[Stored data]
++++

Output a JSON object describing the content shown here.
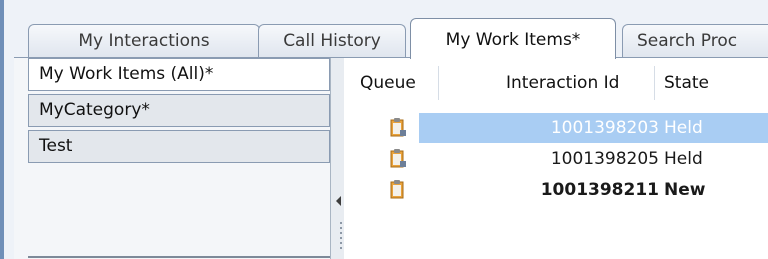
{
  "tabs": [
    {
      "label": "My Interactions",
      "active": false
    },
    {
      "label": "Call History",
      "active": false
    },
    {
      "label": "My Work Items*",
      "active": true
    },
    {
      "label": "Search Proc",
      "active": false
    }
  ],
  "categories": [
    {
      "label": "My Work Items (All)*",
      "selected": true
    },
    {
      "label": "MyCategory*",
      "selected": false
    },
    {
      "label": "Test",
      "selected": false
    }
  ],
  "table": {
    "columns": [
      "Queue",
      "Interaction Id",
      "State"
    ],
    "rows": [
      {
        "queue_icon": "clipboard-queue-icon",
        "interaction_id": "1001398203",
        "state": "Held",
        "selected": true,
        "bold": false
      },
      {
        "queue_icon": "clipboard-queue-icon",
        "interaction_id": "1001398205",
        "state": "Held",
        "selected": false,
        "bold": false
      },
      {
        "queue_icon": "clipboard-queue-icon",
        "interaction_id": "1001398211",
        "state": "New",
        "selected": false,
        "bold": true
      }
    ]
  },
  "colors": {
    "selection": "#a9cdf3",
    "tab_border": "#8a9bb2",
    "icon_orange": "#e8a23c"
  }
}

++++

#### [Task brief]
From the listing, copy every line where the string "true" appears.

#### [Task solution]
      "active": true
      "selected": true
        "selected": true,
        "bold": true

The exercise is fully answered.